**SET EXERCISE**
Set down all of the data exactly as it appears.
_____
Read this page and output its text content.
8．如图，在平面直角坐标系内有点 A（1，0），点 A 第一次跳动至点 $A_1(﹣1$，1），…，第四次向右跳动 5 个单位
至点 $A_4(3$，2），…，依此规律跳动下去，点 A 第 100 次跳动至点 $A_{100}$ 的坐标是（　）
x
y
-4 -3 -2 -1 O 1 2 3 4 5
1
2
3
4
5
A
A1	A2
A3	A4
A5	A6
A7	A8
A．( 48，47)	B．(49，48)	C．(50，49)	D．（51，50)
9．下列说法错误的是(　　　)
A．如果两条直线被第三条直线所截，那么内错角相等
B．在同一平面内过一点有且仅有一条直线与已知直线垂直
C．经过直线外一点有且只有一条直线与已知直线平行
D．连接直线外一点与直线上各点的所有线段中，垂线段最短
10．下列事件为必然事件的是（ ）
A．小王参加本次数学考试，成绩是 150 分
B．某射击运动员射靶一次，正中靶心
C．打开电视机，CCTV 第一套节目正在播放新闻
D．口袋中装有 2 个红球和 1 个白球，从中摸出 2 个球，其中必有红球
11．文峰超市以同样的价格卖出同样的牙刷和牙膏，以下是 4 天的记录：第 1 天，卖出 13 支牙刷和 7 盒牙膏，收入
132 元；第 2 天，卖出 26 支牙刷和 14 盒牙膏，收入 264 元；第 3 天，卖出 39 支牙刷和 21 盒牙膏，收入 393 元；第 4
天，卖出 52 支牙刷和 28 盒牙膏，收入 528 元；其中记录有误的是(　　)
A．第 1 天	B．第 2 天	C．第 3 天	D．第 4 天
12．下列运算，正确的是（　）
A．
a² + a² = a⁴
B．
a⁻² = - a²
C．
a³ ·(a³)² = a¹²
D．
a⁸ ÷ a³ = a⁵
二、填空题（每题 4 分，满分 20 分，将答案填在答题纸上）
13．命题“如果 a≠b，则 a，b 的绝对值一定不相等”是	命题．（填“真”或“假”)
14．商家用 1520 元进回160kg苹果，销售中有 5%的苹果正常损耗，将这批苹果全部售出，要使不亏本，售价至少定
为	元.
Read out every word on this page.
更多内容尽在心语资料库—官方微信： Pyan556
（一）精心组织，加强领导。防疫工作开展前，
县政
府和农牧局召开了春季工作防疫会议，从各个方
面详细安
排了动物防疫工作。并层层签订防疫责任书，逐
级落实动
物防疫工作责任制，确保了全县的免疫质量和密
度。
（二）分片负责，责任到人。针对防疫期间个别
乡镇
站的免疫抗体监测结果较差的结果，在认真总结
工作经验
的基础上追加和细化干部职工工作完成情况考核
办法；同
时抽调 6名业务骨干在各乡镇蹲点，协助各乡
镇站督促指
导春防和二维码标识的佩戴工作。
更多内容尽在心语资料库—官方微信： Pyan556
_____
**OUTPUT BELOW**
Read this page and output its text content.
8．如图，在平面直角坐标系内有点 A（1，0），点 A 第一次跳动至点 $A_1(﹣1$，1），…，第四次向右跳动 5 个单位
至点 $A_4(3$，2），…，依此规律跳动下去，点 A 第 100 次跳动至点 $A_{100}$ 的坐标是（　）
x
y
-4 -3 -2 -1 O 1 2 3 4 5
1
2
3
4
5
A
A1	A2
A3	A4
A5	A6
A7	A8
A．( 48，47)	B．(49，48)	C．(50，49)	D．（51，50)
9．下列说法错误的是(　　　)
A．如果两条直线被第三条直线所截，那么内错角相等
B．在同一平面内过一点有且仅有一条直线与已知直线垂直
C．经过直线外一点有且只有一条直线与已知直线平行
D．连接直线外一点与直线上各点的所有线段中，垂线段最短
10．下列事件为必然事件的是（ ）
A．小王参加本次数学考试，成绩是 150 分
B．某射击运动员射靶一次，正中靶心
C．打开电视机，CCTV 第一套节目正在播放新闻
D．口袋中装有 2 个红球和 1 个白球，从中摸出 2 个球，其中必有红球
11．文峰超市以同样的价格卖出同样的牙刷和牙膏，以下是 4 天的记录：第 1 天，卖出 13 支牙刷和 7 盒牙膏，收入
132 元；第 2 天，卖出 26 支牙刷和 14 盒牙膏，收入 264 元；第 3 天，卖出 39 支牙刷和 21 盒牙膏，收入 393 元；第 4
天，卖出 52 支牙刷和 28 盒牙膏，收入 528 元；其中记录有误的是(　　)
A．第 1 天	B．第 2 天	C．第 3 天	D．第 4 天
12．下列运算，正确的是（　）
A．
a² + a² = a⁴
B．
a⁻² = - a²
C．
a³ ·(a³)² = a¹²
D．
a⁸ ÷ a³ = a⁵
二、填空题（每题 4 分，满分 20 分，将答案填在答题纸上）
13．命题“如果 a≠b，则 a，b 的绝对值一定不相等”是	命题．（填“真”或“假”)
14．商家用 1520 元进回160kg苹果，销售中有 5%的苹果正常损耗，将这批苹果全部售出，要使不亏本，售价至少定
为	元.
Read out every word on this page.
更多内容尽在心语资料库—官方微信： Pyan556
（一）精心组织，加强领导。防疫工作开展前，
县政
府和农牧局召开了春季工作防疫会议，从各个方
面详细安
排了动物防疫工作。并层层签订防疫责任书，逐
级落实动
物防疫工作责任制，确保了全县的免疫质量和密
度。
（二）分片负责，责任到人。针对防疫期间个别
乡镇
站的免疫抗体监测结果较差的结果，在认真总结
工作经验
的基础上追加和细化干部职工工作完成情况考核
办法；同
时抽调 6名业务骨干在各乡镇蹲点，协助各乡
镇站督促指
导春防和二维码标识的佩戴工作。
更多内容尽在心语资料库—官方微信： Pyan556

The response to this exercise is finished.